_Problem details_
Print all entries precisely as they are written.

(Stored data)
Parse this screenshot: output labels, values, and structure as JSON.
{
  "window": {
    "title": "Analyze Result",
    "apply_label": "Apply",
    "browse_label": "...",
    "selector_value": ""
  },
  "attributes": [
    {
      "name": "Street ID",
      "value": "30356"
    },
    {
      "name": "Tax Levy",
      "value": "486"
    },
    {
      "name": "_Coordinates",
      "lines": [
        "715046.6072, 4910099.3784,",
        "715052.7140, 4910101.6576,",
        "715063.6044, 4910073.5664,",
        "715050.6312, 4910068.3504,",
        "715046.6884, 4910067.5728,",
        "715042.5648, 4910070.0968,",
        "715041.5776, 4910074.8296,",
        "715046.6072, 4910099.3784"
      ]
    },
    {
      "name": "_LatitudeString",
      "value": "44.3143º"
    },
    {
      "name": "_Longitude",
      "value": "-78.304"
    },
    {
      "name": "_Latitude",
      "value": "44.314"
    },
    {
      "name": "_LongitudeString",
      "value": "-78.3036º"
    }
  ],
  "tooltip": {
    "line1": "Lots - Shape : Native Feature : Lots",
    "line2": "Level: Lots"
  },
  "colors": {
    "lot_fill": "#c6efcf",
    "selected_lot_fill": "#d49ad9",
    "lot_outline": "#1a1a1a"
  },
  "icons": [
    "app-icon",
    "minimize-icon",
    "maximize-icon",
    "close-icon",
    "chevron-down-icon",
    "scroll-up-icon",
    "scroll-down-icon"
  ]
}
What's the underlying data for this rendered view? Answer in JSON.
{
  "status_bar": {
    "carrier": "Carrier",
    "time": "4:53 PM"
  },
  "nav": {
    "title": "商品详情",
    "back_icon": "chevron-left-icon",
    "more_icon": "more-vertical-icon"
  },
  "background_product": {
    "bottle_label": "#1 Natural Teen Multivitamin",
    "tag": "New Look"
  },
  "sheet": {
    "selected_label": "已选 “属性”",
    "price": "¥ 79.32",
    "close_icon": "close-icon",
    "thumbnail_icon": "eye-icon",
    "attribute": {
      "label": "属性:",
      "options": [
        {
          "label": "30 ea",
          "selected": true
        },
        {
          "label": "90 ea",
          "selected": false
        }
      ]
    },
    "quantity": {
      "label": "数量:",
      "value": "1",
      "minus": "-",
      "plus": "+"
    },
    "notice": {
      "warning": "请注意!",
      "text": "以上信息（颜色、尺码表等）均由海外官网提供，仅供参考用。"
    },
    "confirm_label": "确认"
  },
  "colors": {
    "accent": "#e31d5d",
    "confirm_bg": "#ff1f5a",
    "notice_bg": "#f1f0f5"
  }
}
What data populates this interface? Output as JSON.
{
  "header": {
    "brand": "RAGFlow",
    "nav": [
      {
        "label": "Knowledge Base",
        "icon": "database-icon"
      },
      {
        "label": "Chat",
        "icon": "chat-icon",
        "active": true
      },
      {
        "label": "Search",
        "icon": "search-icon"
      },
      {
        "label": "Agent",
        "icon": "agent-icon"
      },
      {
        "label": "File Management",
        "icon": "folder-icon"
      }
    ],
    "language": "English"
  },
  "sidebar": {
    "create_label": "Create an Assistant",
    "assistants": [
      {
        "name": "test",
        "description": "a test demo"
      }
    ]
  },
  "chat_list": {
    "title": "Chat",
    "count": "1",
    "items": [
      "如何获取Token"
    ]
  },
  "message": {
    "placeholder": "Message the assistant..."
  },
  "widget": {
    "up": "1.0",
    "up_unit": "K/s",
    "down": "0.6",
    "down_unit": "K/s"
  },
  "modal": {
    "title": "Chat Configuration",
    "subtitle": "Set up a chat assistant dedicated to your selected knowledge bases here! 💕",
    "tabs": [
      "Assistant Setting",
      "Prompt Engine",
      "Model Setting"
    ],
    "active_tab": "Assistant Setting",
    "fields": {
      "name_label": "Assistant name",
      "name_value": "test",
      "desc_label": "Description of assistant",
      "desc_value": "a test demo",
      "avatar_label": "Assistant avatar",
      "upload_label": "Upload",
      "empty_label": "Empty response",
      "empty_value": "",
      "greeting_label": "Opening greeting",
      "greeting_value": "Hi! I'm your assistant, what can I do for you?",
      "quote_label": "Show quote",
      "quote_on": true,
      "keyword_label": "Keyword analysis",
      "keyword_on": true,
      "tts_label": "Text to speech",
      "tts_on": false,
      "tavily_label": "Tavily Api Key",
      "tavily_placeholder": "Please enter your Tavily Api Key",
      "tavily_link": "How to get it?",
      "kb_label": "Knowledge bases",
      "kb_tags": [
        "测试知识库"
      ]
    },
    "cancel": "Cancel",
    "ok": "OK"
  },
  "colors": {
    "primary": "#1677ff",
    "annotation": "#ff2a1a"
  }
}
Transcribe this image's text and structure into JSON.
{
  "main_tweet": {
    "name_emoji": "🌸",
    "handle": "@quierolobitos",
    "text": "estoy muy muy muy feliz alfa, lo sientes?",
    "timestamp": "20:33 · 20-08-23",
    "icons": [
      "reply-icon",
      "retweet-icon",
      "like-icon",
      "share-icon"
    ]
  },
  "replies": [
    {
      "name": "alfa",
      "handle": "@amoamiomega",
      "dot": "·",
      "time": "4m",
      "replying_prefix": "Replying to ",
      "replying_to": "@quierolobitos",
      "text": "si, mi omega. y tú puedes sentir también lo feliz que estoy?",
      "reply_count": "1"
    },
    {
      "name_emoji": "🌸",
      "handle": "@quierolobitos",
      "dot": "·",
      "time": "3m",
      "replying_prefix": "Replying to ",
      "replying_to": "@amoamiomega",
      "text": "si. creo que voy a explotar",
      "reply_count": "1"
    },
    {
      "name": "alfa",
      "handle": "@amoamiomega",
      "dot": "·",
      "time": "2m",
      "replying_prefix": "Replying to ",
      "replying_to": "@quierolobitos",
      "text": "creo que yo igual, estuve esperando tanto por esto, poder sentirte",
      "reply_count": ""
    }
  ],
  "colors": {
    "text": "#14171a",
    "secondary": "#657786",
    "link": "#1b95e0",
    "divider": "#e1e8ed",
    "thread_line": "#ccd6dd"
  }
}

_Written response_
Parse this screenshot: output labels, values, and structure as JSON.
{
  "window": {
    "title": "Analyze Result",
    "apply_label": "Apply",
    "browse_label": "...",
    "selector_value": ""
  },
  "attributes": [
    {
      "name": "Street ID",
      "value": "30356"
    },
    {
      "name": "Tax Levy",
      "value": "486"
    },
    {
      "name": "_Coordinates",
      "lines": [
        "715046.6072, 4910099.3784,",
        "715052.7140, 4910101.6576,",
        "715063.6044, 4910073.5664,",
        "715050.6312, 4910068.3504,",
        "715046.6884, 4910067.5728,",
        "715042.5648, 4910070.0968,",
        "715041.5776, 4910074.8296,",
        "715046.6072, 4910099.3784"
      ]
    },
    {
      "name": "_LatitudeString",
      "value": "44.3143º"
    },
    {
      "name": "_Longitude",
      "value": "-78.304"
    },
    {
      "name": "_Latitude",
      "value": "44.314"
    },
    {
      "name": "_LongitudeString",
      "value": "-78.3036º"
    }
  ],
  "tooltip": {
    "line1": "Lots - Shape : Native Feature : Lots",
    "line2": "Level: Lots"
  },
  "colors": {
    "lot_fill": "#c6efcf",
    "selected_lot_fill": "#d49ad9",
    "lot_outline": "#1a1a1a"
  },
  "icons": [
    "app-icon",
    "minimize-icon",
    "maximize-icon",
    "close-icon",
    "chevron-down-icon",
    "scroll-up-icon",
    "scroll-down-icon"
  ]
}
What's the underlying data for this rendered view? Answer in JSON.
{
  "status_bar": {
    "carrier": "Carrier",
    "time": "4:53 PM"
  },
  "nav": {
    "title": "商品详情",
    "back_icon": "chevron-left-icon",
    "more_icon": "more-vertical-icon"
  },
  "background_product": {
    "bottle_label": "#1 Natural Teen Multivitamin",
    "tag": "New Look"
  },
  "sheet": {
    "selected_label": "已选 “属性”",
    "price": "¥ 79.32",
    "close_icon": "close-icon",
    "thumbnail_icon": "eye-icon",
    "attribute": {
      "label": "属性:",
      "options": [
        {
          "label": "30 ea",
          "selected": true
        },
        {
          "label": "90 ea",
          "selected": false
        }
      ]
    },
    "quantity": {
      "label": "数量:",
      "value": "1",
      "minus": "-",
      "plus": "+"
    },
    "notice": {
      "warning": "请注意!",
      "text": "以上信息（颜色、尺码表等）均由海外官网提供，仅供参考用。"
    },
    "confirm_label": "确认"
  },
  "colors": {
    "accent": "#e31d5d",
    "confirm_bg": "#ff1f5a",
    "notice_bg": "#f1f0f5"
  }
}
What data populates this interface? Output as JSON.
{
  "header": {
    "brand": "RAGFlow",
    "nav": [
      {
        "label": "Knowledge Base",
        "icon": "database-icon"
      },
      {
        "label": "Chat",
        "icon": "chat-icon",
        "active": true
      },
      {
        "label": "Search",
        "icon": "search-icon"
      },
      {
        "label": "Agent",
        "icon": "agent-icon"
      },
      {
        "label": "File Management",
        "icon": "folder-icon"
      }
    ],
    "language": "English"
  },
  "sidebar": {
    "create_label": "Create an Assistant",
    "assistants": [
      {
        "name": "test",
        "description": "a test demo"
      }
    ]
  },
  "chat_list": {
    "title": "Chat",
    "count": "1",
    "items": [
      "如何获取Token"
    ]
  },
  "message": {
    "placeholder": "Message the assistant..."
  },
  "widget": {
    "up": "1.0",
    "up_unit": "K/s",
    "down": "0.6",
    "down_unit": "K/s"
  },
  "modal": {
    "title": "Chat Configuration",
    "subtitle": "Set up a chat assistant dedicated to your selected knowledge bases here! 💕",
    "tabs": [
      "Assistant Setting",
      "Prompt Engine",
      "Model Setting"
    ],
    "active_tab": "Assistant Setting",
    "fields": {
      "name_label": "Assistant name",
      "name_value": "test",
      "desc_label": "Description of assistant",
      "desc_value": "a test demo",
      "avatar_label": "Assistant avatar",
      "upload_label": "Upload",
      "empty_label": "Empty response",
      "empty_value": "",
      "greeting_label": "Opening greeting",
      "greeting_value": "Hi! I'm your assistant, what can I do for you?",
      "quote_label": "Show quote",
      "quote_on": true,
      "keyword_label": "Keyword analysis",
      "keyword_on": true,
      "tts_label": "Text to speech",
      "tts_on": false,
      "tavily_label": "Tavily Api Key",
      "tavily_placeholder": "Please enter your Tavily Api Key",
      "tavily_link": "How to get it?",
      "kb_label": "Knowledge bases",
      "kb_tags": [
        "测试知识库"
      ]
    },
    "cancel": "Cancel",
    "ok": "OK"
  },
  "colors": {
    "primary": "#1677ff",
    "annotation": "#ff2a1a"
  }
}
Transcribe this image's text and structure into JSON.
{
  "main_tweet": {
    "name_emoji": "🌸",
    "handle": "@quierolobitos",
    "text": "estoy muy muy muy feliz alfa, lo sientes?",
    "timestamp": "20:33 · 20-08-23",
    "icons": [
      "reply-icon",
      "retweet-icon",
      "like-icon",
      "share-icon"
    ]
  },
  "replies": [
    {
      "name": "alfa",
      "handle": "@amoamiomega",
      "dot": "·",
      "time": "4m",
      "replying_prefix": "Replying to ",
      "replying_to": "@quierolobitos",
      "text": "si, mi omega. y tú puedes sentir también lo feliz que estoy?",
      "reply_count": "1"
    },
    {
      "name_emoji": "🌸",
      "handle": "@quierolobitos",
      "dot": "·",
      "time": "3m",
      "replying_prefix": "Replying to ",
      "replying_to": "@amoamiomega",
      "text": "si. creo que voy a explotar",
      "reply_count": "1"
    },
    {
      "name": "alfa",
      "handle": "@amoamiomega",
      "dot": "·",
      "time": "2m",
      "replying_prefix": "Replying to ",
      "replying_to": "@quierolobitos",
      "text": "creo que yo igual, estuve esperando tanto por esto, poder sentirte",
      "reply_count": ""
    }
  ],
  "colors": {
    "text": "#14171a",
    "secondary": "#657786",
    "link": "#1b95e0",
    "divider": "#e1e8ed",
    "thread_line": "#ccd6dd"
  }
}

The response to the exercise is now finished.